Stored data

= = = =

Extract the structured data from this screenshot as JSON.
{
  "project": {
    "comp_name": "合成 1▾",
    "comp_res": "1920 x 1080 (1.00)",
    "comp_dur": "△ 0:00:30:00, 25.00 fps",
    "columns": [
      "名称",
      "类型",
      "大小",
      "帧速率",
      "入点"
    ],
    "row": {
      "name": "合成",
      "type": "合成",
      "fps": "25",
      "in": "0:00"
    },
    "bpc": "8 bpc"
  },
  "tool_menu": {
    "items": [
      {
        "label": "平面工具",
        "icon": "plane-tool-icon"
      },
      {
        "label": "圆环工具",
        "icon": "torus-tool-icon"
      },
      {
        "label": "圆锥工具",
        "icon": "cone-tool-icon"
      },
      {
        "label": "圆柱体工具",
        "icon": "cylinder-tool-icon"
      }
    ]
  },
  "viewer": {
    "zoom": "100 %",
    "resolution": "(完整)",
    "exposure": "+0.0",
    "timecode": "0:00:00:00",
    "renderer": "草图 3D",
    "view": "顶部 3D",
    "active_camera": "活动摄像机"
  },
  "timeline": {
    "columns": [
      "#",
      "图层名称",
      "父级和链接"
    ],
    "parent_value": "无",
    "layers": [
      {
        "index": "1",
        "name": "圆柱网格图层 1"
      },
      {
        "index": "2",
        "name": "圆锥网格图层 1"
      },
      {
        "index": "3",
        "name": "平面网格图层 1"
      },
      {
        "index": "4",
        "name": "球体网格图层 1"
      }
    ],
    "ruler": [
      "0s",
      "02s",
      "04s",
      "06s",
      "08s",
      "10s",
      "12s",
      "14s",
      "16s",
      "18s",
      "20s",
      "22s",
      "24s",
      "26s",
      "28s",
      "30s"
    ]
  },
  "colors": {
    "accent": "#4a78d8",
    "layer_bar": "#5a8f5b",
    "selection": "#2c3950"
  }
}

= = = =

EXERCISE REQUIREMENTS:
Type the material above out again, exactly.

ANSWER FOR THIS EXERCISE:
Extract the structured data from this screenshot as JSON.
{
  "project": {
    "comp_name": "合成 1▾",
    "comp_res": "1920 x 1080 (1.00)",
    "comp_dur": "△ 0:00:30:00, 25.00 fps",
    "columns": [
      "名称",
      "类型",
      "大小",
      "帧速率",
      "入点"
    ],
    "row": {
      "name": "合成",
      "type": "合成",
      "fps": "25",
      "in": "0:00"
    },
    "bpc": "8 bpc"
  },
  "tool_menu": {
    "items": [
      {
        "label": "平面工具",
        "icon": "plane-tool-icon"
      },
      {
        "label": "圆环工具",
        "icon": "torus-tool-icon"
      },
      {
        "label": "圆锥工具",
        "icon": "cone-tool-icon"
      },
      {
        "label": "圆柱体工具",
        "icon": "cylinder-tool-icon"
      }
    ]
  },
  "viewer": {
    "zoom": "100 %",
    "resolution": "(完整)",
    "exposure": "+0.0",
    "timecode": "0:00:00:00",
    "renderer": "草图 3D",
    "view": "顶部 3D",
    "active_camera": "活动摄像机"
  },
  "timeline": {
    "columns": [
      "#",
      "图层名称",
      "父级和链接"
    ],
    "parent_value": "无",
    "layers": [
      {
        "index": "1",
        "name": "圆柱网格图层 1"
      },
      {
        "index": "2",
        "name": "圆锥网格图层 1"
      },
      {
        "index": "3",
        "name": "平面网格图层 1"
      },
      {
        "index": "4",
        "name": "球体网格图层 1"
      }
    ],
    "ruler": [
      "0s",
      "02s",
      "04s",
      "06s",
      "08s",
      "10s",
      "12s",
      "14s",
      "16s",
      "18s",
      "20s",
      "22s",
      "24s",
      "26s",
      "28s",
      "30s"
    ]
  },
  "colors": {
    "accent": "#4a78d8",
    "layer_bar": "#5a8f5b",
    "selection": "#2c3950"
  }
}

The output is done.